▶ Exercise task: Wherever the word "并有白色沉淀析出" turns up in a line of the entries, copy that line.

▶ Records for this task:
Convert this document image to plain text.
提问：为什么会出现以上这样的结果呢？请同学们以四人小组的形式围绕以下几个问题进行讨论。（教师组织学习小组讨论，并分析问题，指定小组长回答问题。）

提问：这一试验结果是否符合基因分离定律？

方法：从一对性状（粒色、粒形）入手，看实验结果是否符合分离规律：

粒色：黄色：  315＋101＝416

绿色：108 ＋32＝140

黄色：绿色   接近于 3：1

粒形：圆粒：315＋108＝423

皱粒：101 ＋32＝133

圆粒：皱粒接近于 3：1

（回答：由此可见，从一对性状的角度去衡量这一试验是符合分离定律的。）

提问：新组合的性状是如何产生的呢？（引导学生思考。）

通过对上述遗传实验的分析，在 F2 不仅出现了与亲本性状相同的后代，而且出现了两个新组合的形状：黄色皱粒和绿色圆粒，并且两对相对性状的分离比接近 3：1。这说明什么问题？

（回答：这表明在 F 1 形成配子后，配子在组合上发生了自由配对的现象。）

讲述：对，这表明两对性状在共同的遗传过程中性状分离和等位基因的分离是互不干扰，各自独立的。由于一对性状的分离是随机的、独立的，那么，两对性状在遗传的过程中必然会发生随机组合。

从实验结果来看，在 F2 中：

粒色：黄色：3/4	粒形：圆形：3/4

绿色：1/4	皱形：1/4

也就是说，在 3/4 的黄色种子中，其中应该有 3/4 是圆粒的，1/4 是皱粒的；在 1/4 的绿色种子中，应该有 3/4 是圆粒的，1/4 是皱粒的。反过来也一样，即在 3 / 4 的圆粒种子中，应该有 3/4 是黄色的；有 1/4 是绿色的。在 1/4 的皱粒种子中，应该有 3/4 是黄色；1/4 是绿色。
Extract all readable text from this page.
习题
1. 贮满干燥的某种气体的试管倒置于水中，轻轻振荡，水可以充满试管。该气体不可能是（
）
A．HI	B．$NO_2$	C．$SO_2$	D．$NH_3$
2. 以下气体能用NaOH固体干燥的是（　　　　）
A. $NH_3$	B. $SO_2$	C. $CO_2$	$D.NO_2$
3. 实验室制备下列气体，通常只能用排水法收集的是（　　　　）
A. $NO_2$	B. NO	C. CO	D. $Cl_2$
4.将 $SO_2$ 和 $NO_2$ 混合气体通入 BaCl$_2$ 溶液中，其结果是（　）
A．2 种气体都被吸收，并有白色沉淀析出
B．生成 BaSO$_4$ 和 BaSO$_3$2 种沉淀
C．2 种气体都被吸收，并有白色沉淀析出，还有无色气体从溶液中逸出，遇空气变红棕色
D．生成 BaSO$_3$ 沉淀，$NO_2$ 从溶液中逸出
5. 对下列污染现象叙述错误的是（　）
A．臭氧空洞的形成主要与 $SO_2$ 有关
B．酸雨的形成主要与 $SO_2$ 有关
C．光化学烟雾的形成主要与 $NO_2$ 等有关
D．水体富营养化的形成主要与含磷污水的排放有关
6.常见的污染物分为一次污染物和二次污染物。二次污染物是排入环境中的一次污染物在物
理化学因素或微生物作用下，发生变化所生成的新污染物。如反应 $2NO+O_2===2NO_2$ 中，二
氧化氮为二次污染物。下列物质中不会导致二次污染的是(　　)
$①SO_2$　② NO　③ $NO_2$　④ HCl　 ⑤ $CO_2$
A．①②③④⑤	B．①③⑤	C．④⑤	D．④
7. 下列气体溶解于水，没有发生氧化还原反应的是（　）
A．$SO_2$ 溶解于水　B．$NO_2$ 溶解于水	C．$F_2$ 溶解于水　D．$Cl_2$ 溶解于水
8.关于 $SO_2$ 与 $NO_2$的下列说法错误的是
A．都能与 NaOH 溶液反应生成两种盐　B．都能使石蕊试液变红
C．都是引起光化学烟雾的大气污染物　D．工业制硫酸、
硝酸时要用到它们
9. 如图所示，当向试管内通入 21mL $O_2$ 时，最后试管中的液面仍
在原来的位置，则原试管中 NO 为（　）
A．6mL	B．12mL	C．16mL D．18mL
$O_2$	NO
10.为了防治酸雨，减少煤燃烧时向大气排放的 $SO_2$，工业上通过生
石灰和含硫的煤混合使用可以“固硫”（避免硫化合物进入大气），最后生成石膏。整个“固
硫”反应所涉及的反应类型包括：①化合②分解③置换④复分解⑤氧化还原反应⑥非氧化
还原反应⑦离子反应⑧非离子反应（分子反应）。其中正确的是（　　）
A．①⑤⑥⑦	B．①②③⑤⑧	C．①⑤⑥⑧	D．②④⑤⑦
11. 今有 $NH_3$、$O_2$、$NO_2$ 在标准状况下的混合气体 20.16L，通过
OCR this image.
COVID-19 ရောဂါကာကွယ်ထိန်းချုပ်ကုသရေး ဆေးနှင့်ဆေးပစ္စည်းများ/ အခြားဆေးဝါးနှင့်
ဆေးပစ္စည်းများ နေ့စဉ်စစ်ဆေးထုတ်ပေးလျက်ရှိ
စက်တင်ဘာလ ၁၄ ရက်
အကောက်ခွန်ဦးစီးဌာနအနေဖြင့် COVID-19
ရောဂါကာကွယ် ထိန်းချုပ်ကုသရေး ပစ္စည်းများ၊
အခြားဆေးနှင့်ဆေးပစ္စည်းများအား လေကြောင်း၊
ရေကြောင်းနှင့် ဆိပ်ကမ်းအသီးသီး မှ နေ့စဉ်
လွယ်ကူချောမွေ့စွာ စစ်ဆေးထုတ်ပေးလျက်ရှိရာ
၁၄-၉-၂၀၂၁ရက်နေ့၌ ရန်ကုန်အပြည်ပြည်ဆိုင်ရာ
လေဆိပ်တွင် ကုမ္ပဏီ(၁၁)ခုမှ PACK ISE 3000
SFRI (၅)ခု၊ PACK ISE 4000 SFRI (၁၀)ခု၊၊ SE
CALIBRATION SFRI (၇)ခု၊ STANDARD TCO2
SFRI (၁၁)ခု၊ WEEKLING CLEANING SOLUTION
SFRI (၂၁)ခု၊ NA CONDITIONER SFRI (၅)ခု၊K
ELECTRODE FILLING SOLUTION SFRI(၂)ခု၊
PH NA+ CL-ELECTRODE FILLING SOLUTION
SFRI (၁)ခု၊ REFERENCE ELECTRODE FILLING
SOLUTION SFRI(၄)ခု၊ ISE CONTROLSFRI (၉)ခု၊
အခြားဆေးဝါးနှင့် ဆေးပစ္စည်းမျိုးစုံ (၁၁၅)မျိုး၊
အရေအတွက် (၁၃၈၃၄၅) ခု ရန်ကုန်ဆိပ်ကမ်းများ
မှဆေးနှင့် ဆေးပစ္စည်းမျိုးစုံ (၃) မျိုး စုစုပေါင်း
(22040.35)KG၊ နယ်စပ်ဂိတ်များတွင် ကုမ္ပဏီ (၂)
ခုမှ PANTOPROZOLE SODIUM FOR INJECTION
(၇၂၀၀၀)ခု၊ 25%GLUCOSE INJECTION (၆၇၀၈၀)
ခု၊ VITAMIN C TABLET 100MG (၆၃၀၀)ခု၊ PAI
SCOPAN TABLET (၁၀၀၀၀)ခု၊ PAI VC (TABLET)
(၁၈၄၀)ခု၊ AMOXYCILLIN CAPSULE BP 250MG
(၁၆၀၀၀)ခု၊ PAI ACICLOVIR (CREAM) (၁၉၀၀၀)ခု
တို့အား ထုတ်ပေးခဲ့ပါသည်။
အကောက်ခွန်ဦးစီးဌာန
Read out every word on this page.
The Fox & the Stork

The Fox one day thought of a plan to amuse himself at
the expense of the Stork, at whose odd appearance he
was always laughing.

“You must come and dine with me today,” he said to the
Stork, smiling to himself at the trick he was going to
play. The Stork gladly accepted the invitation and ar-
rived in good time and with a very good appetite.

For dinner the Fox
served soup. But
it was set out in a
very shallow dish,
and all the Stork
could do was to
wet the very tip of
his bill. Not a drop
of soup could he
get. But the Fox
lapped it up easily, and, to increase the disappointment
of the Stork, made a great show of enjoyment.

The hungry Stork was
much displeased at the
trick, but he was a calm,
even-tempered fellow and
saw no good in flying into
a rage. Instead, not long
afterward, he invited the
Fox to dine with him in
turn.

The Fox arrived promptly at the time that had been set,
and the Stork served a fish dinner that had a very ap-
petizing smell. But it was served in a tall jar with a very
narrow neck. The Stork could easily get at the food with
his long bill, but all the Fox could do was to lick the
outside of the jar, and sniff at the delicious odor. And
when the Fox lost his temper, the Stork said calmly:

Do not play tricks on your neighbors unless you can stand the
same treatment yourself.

▶ Solution:
A．2 种气体都被吸收，并有白色沉淀析出
C．2 种气体都被吸收，并有白色沉淀析出，还有无色气体从溶液中逸出，遇空气变红棕色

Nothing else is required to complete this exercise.